WHAT IS EXPECTED: Copy all lines of the listing that include the string "this".

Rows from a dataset
● ● ● ●

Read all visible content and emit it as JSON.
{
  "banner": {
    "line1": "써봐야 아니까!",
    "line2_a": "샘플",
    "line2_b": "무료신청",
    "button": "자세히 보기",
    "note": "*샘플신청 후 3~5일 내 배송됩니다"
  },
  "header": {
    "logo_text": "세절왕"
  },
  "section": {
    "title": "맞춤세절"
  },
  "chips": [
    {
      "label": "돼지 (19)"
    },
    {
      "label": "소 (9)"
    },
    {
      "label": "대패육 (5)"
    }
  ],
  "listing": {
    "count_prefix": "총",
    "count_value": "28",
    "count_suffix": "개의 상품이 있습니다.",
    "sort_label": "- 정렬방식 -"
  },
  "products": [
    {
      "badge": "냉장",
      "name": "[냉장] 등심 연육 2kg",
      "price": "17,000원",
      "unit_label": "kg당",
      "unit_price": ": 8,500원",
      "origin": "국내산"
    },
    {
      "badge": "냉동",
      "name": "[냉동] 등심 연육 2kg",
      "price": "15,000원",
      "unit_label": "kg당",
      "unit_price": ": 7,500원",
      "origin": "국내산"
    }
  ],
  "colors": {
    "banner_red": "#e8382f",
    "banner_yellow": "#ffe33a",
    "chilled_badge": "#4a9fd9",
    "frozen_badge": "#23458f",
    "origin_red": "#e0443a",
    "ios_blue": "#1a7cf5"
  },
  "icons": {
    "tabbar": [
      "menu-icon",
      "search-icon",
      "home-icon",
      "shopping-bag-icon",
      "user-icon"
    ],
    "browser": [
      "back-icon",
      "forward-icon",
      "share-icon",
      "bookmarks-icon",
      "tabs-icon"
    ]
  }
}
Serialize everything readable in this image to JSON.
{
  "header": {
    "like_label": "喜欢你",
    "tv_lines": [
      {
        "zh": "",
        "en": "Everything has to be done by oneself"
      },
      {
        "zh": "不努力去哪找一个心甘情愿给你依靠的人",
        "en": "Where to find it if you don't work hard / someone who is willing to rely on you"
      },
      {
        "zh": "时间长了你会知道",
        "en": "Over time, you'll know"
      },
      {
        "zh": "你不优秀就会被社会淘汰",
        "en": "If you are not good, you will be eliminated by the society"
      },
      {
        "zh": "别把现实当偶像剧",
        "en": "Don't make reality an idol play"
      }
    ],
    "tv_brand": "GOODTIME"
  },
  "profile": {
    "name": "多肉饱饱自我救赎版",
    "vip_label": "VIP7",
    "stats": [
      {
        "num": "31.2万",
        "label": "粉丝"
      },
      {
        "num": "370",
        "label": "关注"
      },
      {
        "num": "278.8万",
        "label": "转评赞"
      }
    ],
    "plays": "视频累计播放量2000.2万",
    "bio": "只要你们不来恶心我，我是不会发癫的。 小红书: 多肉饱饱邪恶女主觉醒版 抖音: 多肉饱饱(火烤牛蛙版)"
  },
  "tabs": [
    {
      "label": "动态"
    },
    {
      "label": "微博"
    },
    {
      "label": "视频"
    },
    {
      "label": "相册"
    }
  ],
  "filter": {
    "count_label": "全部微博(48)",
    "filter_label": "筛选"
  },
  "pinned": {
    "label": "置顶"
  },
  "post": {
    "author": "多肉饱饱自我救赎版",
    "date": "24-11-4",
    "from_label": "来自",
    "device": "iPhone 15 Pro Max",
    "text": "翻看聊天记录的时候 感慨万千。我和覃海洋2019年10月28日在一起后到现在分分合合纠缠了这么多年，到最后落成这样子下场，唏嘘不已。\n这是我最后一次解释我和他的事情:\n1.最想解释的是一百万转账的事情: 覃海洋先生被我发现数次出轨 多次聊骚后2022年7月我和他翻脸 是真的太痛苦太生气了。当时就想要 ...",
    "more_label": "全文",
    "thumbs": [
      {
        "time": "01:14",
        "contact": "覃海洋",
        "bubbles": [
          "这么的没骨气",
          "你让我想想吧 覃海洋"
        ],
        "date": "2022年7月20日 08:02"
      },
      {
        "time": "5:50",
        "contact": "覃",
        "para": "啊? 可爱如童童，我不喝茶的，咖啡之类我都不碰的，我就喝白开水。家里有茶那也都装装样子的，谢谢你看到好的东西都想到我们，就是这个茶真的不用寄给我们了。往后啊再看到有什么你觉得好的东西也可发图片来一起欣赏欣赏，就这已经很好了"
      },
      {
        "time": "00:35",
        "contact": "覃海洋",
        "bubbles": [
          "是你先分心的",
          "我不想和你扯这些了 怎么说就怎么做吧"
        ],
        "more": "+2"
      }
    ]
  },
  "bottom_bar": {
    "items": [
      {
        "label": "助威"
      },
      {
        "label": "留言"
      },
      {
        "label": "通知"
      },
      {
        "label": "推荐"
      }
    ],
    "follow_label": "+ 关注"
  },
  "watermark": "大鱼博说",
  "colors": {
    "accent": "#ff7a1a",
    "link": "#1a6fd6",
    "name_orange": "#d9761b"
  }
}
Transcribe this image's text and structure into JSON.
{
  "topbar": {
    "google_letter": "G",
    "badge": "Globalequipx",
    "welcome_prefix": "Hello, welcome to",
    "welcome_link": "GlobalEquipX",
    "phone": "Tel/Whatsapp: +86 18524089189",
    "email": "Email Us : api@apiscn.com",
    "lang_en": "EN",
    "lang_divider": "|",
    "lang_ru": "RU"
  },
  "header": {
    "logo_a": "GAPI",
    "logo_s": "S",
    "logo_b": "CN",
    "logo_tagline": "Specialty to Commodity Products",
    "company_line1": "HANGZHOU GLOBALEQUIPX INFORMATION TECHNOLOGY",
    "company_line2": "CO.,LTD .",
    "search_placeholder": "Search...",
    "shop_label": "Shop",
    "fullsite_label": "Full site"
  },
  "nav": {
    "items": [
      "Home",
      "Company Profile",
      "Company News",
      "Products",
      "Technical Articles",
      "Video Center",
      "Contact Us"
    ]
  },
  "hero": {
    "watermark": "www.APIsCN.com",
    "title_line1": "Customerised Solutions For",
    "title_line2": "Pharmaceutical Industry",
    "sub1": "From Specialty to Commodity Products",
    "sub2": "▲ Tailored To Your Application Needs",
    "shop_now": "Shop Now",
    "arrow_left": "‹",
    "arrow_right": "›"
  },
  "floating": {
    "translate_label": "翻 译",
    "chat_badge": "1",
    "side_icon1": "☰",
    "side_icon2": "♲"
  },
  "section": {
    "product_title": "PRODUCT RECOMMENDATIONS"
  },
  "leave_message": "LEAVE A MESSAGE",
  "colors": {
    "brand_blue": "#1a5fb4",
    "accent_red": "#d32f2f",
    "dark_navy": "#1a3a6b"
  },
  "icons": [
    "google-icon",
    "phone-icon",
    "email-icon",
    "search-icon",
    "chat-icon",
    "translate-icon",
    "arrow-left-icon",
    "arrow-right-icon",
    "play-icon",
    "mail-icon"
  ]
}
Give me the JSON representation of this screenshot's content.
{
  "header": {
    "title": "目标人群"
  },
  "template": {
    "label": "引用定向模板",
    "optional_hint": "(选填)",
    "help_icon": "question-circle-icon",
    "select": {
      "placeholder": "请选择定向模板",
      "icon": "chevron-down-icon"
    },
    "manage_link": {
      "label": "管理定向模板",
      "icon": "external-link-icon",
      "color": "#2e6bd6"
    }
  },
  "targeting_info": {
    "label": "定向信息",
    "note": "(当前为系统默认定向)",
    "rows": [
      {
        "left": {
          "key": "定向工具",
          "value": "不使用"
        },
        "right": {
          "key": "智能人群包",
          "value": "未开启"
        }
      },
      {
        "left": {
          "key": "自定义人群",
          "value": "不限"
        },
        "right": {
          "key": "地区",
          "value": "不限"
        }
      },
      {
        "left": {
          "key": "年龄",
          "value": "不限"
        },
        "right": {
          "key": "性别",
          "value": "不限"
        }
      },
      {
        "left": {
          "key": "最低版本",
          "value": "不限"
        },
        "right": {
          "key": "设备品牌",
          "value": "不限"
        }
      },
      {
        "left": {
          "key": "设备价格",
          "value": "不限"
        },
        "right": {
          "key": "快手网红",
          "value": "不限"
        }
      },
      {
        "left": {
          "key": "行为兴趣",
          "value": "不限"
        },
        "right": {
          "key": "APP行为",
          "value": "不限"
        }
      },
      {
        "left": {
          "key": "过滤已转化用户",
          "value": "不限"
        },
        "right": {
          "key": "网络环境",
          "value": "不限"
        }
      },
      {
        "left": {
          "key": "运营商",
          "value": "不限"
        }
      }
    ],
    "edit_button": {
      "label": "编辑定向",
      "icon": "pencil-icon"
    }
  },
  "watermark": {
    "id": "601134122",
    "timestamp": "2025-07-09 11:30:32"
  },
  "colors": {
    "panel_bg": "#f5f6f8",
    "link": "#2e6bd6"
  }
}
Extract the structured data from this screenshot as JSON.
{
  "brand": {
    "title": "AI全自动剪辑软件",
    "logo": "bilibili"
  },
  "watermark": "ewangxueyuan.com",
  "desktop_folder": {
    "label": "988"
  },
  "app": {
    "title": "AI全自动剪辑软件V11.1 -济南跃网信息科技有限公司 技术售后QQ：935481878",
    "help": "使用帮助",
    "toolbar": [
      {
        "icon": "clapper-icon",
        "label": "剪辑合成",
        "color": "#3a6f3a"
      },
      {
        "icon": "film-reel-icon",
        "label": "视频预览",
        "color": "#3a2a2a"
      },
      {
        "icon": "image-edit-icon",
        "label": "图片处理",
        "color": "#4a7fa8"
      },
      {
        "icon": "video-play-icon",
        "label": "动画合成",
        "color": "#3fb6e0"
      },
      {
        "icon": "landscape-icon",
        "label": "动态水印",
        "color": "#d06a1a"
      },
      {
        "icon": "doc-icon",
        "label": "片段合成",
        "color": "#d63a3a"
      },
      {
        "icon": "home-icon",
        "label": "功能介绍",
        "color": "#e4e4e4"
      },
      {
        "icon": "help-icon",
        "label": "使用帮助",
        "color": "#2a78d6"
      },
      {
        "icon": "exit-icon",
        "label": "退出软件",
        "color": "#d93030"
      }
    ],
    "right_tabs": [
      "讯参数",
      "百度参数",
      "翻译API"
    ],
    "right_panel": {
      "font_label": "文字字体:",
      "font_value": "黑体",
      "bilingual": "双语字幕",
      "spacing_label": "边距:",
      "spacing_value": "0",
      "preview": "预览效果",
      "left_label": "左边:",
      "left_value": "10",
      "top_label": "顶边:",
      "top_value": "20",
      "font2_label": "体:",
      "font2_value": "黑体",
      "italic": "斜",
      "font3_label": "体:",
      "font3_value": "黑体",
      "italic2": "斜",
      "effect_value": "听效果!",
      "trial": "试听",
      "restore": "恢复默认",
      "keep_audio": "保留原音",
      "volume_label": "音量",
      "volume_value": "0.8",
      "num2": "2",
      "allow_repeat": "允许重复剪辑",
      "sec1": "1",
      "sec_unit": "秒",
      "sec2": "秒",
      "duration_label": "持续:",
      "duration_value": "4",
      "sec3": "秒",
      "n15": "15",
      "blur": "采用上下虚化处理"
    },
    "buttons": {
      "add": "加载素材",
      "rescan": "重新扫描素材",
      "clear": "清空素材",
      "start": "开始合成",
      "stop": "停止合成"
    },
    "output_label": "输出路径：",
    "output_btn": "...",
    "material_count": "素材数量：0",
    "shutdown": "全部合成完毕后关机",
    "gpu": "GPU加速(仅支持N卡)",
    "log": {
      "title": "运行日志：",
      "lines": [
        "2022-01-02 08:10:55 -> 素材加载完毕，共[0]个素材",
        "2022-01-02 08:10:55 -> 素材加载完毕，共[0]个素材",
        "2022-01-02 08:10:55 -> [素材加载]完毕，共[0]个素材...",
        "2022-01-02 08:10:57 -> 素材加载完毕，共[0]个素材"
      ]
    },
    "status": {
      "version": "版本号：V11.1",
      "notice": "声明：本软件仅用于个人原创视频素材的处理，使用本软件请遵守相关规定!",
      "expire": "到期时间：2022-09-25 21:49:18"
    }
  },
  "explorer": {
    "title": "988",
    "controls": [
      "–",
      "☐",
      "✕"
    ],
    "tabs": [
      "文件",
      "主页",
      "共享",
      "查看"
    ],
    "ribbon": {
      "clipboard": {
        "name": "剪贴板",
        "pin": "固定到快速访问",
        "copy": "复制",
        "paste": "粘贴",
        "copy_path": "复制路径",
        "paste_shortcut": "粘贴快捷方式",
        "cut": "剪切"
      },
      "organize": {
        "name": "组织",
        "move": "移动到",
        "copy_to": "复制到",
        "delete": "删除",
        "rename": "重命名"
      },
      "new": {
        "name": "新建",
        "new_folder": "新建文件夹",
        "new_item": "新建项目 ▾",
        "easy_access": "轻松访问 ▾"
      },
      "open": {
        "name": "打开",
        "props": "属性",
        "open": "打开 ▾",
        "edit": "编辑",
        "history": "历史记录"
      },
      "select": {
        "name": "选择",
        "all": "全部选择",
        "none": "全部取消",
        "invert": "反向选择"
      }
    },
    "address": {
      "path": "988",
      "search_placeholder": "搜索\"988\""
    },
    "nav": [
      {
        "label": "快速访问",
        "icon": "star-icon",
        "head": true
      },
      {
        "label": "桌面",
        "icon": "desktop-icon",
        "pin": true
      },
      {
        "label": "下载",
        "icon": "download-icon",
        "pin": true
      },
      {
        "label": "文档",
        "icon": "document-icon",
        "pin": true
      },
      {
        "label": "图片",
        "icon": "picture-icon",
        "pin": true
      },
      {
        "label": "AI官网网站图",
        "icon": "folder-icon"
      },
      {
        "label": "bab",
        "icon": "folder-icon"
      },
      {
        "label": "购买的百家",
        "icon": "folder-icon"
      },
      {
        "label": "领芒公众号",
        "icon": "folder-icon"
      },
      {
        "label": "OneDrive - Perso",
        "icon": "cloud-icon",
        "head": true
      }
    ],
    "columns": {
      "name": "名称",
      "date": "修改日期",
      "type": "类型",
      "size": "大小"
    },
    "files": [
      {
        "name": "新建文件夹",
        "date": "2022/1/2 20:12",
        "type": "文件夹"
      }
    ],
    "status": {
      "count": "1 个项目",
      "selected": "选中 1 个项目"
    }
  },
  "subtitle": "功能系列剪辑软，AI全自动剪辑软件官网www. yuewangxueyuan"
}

● ● ● ●

OUTPUT OF THE EXERCISE:
Serialize everything readable in this image to JSON.
Transcribe this image's text and structure into JSON.
Give me the JSON representation of this screenshot's content.
Extract the structured data from this screenshot as JSON.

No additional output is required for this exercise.